Supplied records →
# # # # #

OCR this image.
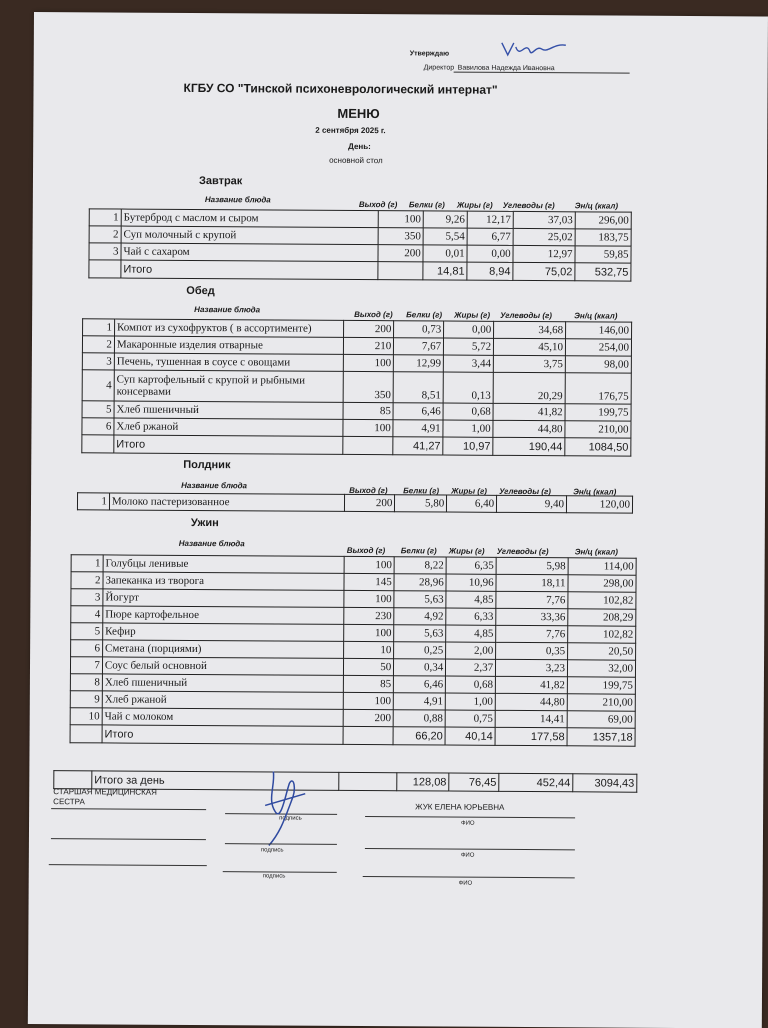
Утверждаю
Директор Вавилова Надежда Ивановна
КГБУ СО "Тинской психоневрологический интернат"
МЕНЮ
2 сентября 2025 г.
День:
основной стол
Завтрак
Название блюда
Выход (г) Белки (г) Жиры (г) Углеводы (г)	Эн/ц (ккал)
1	Бутерброд с маслом и сыром	100	9,26	12,17	37,03	296,00
2	Суп молочный с крупой	350	5,54	6,77	25,02	183,75
3	Чай с сахаром	200	0,01	0,00	12,97	59,85
	Итого		14,81	8,94	75,02	532,75
Обед
Название блюда
Выход (г) Белки (г) Жиры (г) Углеводы (г)	Эн/ц (ккал)
1	Компот из сухофруктов ( в ассортименте)	200	0,73	0,00	34,68	146,00
2	Макаронные изделия отварные	210	7,67	5,72	45,10	254,00
3	Печень, тушенная в соусе с овощами	100	12,99	3,44	3,75	98,00
4	Суп картофельный с крупой и рыбными консервами	350	8,51	0,13	20,29	176,75
5	Хлеб пшеничный	85	6,46	0,68	41,82	199,75
6	Хлеб ржаной	100	4,91	1,00	44,80	210,00
	Итого		41,27	10,97	190,44	1084,50
Полдник
Название блюда
Выход (г) Белки (г) Жиры (г) Углеводы (г)	Эн/ц (ккал)
1	Молоко пастеризованное	200	5,80	6,40	9,40	120,00
Ужин
Название блюда
Выход (г) Белки (г) Жиры (г) Углеводы (г)	Эн/ц (ккал)
1	Голубцы ленивые	100	8,22	6,35	5,98	114,00
2	Запеканка из творога	145	28,96	10,96	18,11	298,00
3	Йогурт	100	5,63	4,85	7,76	102,82
4	Пюре картофельное	230	4,92	6,33	33,36	208,29
5	Кефир	100	5,63	4,85	7,76	102,82
6	Сметана (порциями)	10	0,25	2,00	0,35	20,50
7	Соус белый основной	50	0,34	2,37	3,23	32,00
8	Хлеб пшеничный	85	6,46	0,68	41,82	199,75
9	Хлеб ржаной	100	4,91	1,00	44,80	210,00
10	Чай с молоком	200	0,88	0,75	14,41	69,00
	Итого		66,20	40,14	177,58	1357,18
	Итого за день		128,08	76,45	452,44	3094,43
СТАРШАЯ МЕДИЦИНСКАЯ СЕСТРА
подпись
ЖУК ЕЛЕНА ЮРЬЕВНА
ФИО
подпись
ФИО
подпись
ФИО
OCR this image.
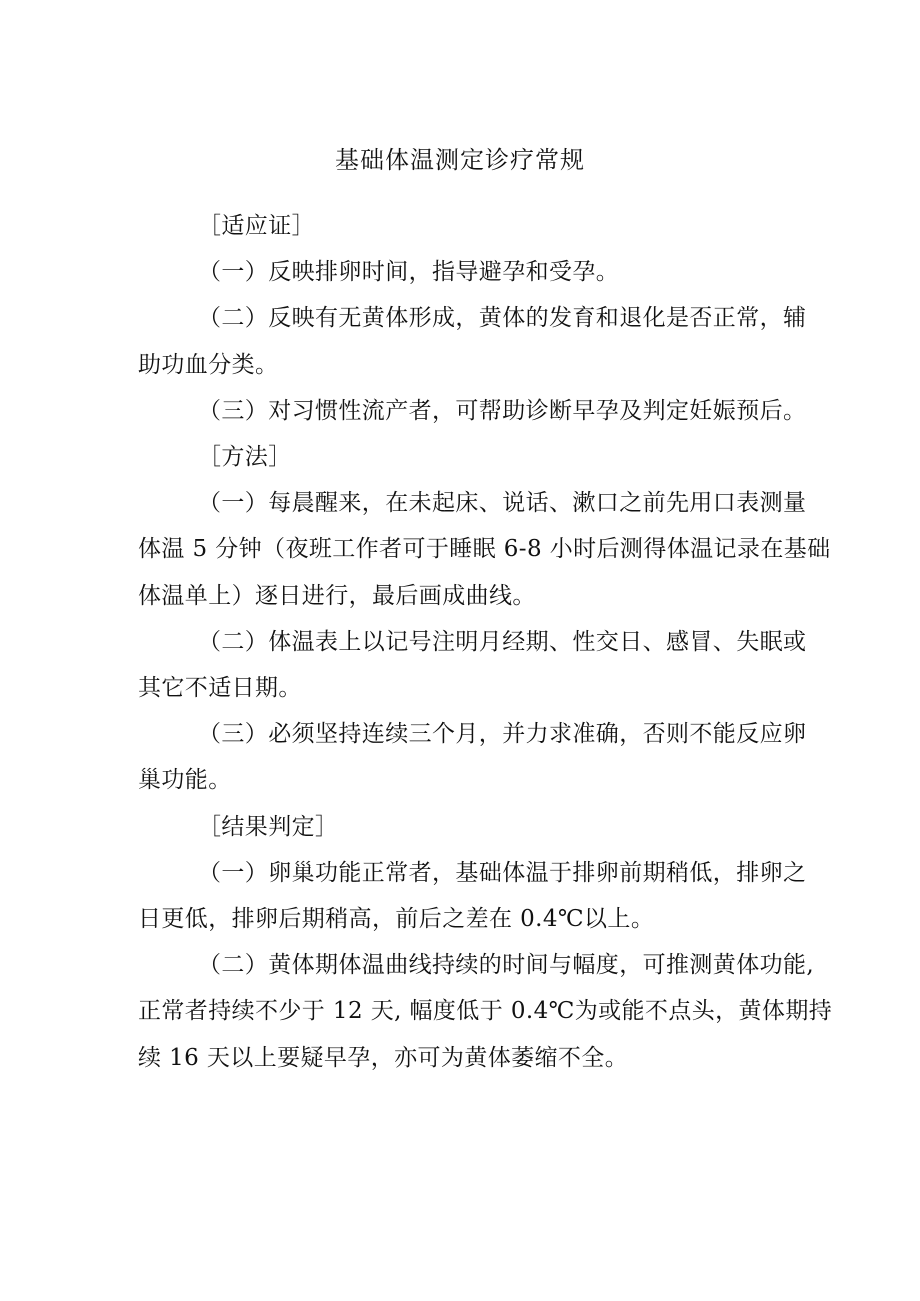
基础体温测定诊疗常规
［适应证］
（一）反映排卵时间，指导避孕和受孕。
（二）反映有无黄体形成，黄体的发育和退化是否正常，辅
助功血分类。
（三）对习惯性流产者，可帮助诊断早孕及判定妊娠预后。
［方法］
（一）每晨醒来，在未起床、说话、漱口之前先用口表测量
体温 5 分钟（夜班工作者可于睡眠 6-8 小时后测得体温记录在基础
体温单上）逐日进行，最后画成曲线。
（二）体温表上以记号注明月经期、性交日、感冒、失眠或
其它不适日期。
（三）必须坚持连续三个月，并力求准确，否则不能反应卵
巢功能。
［结果判定］
（一）卵巢功能正常者，基础体温于排卵前期稍低，排卵之
日更低，排卵后期稍高，前后之差在 0.4℃以上。
（二）黄体期体温曲线持续的时间与幅度，可推测黄体功能,
正常者持续不少于 12 天, 幅度低于 0.4℃为或能不点头，黄体期持
续 16 天以上要疑早孕，亦可为黄体萎缩不全。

# # # # #

Problem to solve → Only lines with the string "ржаной" belong in your answer; copy each one.

Output below →
6	Хлеб ржаной	100	4,91	1,00	44,80	210,00
9	Хлеб ржаной	100	4,91	1,00	44,80	210,00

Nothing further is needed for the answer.